Brief: Locate each line with the string "from" in the listing below and copy it.
>> start Listing
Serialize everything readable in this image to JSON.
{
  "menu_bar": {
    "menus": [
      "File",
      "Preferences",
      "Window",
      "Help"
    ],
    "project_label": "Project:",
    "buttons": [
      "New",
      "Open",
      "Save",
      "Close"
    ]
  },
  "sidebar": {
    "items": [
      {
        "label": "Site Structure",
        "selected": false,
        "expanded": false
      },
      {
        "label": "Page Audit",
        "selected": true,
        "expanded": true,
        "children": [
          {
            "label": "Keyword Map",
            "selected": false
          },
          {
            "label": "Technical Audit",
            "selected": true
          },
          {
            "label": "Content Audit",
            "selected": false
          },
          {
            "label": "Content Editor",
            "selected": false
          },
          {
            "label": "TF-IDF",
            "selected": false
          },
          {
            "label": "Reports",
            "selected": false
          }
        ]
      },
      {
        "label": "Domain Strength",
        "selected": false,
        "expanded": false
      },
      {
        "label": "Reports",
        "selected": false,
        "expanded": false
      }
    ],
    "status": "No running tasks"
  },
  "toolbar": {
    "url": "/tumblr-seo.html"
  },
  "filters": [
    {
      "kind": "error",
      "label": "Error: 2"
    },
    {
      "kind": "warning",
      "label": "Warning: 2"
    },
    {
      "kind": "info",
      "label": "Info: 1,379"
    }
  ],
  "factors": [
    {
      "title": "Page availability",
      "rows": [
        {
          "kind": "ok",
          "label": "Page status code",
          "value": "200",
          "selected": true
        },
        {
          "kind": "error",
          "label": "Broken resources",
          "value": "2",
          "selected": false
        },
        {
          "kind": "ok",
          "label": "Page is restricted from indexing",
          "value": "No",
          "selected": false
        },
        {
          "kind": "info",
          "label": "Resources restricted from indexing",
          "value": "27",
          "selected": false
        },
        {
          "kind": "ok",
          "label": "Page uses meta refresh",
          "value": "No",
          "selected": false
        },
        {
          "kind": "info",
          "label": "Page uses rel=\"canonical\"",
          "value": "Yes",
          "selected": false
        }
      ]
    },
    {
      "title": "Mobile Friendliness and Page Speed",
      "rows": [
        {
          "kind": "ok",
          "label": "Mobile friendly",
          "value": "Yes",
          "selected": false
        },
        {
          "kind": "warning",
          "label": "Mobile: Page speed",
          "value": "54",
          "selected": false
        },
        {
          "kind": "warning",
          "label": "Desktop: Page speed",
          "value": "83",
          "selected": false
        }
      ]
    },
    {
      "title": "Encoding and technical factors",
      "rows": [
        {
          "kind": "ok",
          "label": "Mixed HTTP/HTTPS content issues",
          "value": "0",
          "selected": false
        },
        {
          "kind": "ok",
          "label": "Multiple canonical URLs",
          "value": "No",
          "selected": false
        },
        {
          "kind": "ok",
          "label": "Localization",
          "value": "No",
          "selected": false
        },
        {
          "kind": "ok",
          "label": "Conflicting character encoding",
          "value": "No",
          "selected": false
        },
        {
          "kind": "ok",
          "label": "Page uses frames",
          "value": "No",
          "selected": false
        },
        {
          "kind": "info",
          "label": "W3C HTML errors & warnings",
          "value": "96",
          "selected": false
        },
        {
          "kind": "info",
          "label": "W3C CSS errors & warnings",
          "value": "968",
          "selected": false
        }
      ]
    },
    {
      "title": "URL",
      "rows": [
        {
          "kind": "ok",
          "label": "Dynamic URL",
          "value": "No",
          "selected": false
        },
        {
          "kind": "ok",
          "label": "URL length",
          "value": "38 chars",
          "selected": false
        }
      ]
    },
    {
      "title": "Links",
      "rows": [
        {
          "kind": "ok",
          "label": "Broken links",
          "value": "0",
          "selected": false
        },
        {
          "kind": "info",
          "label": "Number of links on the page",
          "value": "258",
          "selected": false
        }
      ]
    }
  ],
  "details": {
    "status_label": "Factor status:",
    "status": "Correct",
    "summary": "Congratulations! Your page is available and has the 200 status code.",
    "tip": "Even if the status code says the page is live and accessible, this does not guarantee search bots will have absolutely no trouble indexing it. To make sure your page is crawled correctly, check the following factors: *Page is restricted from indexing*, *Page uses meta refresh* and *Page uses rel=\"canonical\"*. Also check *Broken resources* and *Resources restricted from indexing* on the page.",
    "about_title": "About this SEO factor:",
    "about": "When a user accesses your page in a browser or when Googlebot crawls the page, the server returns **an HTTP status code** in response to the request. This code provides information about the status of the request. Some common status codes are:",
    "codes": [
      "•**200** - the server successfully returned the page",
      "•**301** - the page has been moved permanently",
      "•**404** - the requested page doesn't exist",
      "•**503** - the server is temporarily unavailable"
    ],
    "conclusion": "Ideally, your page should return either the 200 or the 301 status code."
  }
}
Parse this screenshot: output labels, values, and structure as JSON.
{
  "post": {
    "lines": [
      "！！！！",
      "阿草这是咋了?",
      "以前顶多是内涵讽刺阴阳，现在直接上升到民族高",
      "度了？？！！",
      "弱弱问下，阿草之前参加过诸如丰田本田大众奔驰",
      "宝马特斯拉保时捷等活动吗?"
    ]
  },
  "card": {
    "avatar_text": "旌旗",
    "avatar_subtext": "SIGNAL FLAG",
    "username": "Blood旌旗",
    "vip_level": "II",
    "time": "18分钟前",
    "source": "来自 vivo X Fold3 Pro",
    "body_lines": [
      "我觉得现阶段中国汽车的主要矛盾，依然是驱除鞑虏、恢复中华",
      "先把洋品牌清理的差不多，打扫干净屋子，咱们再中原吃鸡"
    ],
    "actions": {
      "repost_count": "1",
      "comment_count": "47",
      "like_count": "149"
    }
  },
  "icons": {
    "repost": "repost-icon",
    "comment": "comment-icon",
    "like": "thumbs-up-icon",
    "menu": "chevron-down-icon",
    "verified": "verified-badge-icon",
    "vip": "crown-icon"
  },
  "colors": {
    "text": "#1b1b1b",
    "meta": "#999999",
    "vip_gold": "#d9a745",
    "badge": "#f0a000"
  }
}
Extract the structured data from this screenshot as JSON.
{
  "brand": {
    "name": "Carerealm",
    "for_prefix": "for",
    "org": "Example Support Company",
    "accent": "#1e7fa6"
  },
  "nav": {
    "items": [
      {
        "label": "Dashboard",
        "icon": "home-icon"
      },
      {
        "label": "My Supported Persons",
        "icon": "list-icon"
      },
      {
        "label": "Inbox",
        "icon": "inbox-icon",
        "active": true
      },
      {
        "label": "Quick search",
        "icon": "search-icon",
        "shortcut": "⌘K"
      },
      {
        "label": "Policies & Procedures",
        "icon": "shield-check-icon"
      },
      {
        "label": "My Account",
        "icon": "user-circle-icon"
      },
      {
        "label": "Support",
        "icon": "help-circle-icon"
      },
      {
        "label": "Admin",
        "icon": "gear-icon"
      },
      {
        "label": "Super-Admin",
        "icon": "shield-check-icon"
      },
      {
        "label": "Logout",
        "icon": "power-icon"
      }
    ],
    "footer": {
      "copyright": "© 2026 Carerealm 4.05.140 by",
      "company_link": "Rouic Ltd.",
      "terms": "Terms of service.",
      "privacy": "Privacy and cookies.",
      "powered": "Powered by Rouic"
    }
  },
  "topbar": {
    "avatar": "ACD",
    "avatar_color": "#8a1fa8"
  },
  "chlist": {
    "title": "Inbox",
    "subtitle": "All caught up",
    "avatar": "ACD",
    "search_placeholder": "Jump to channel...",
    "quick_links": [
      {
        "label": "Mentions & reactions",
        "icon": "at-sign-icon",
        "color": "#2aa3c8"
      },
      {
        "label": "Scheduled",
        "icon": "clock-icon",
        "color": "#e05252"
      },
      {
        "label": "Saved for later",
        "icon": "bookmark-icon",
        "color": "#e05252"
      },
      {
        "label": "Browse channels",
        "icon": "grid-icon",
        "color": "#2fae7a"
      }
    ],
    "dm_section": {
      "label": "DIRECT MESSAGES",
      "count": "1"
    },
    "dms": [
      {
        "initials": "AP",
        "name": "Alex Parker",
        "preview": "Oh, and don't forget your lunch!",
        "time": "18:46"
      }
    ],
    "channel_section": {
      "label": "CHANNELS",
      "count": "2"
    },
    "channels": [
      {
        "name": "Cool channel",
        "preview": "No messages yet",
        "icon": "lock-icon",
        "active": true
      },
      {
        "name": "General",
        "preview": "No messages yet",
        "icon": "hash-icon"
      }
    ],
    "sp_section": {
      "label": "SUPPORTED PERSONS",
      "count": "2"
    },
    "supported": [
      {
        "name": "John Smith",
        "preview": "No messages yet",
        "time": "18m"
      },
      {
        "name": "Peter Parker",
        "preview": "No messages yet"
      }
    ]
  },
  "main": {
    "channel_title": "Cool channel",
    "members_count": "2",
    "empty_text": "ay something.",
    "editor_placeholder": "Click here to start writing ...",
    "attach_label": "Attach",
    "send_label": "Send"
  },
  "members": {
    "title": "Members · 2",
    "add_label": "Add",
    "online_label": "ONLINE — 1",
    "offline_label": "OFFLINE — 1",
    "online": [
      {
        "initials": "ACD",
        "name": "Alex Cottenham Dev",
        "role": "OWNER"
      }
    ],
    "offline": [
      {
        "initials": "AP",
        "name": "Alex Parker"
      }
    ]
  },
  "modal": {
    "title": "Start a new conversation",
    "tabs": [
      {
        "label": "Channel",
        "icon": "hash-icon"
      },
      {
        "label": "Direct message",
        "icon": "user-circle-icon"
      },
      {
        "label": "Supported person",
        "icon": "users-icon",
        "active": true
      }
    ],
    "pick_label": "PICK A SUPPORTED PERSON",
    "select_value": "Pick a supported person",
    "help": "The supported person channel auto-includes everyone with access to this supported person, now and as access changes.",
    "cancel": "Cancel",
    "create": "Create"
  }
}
>> end Listing
The output:
          "label": "Page is restricted from indexing",
          "label": "Resources restricted from indexing",
    "tip": "Even if the status code says the page is live and accessible, this does not guarantee search bots will have absolutely no trouble indexing it. To make sure your page is crawled correctly, check the following factors: *Page is restricted from indexing*, *Page uses meta refresh* and *Page uses rel=\"canonical\"*. Also check *Broken resources* and *Resources restricted from indexing* on the page.",
Extract the structured data from this screenshot as JSON.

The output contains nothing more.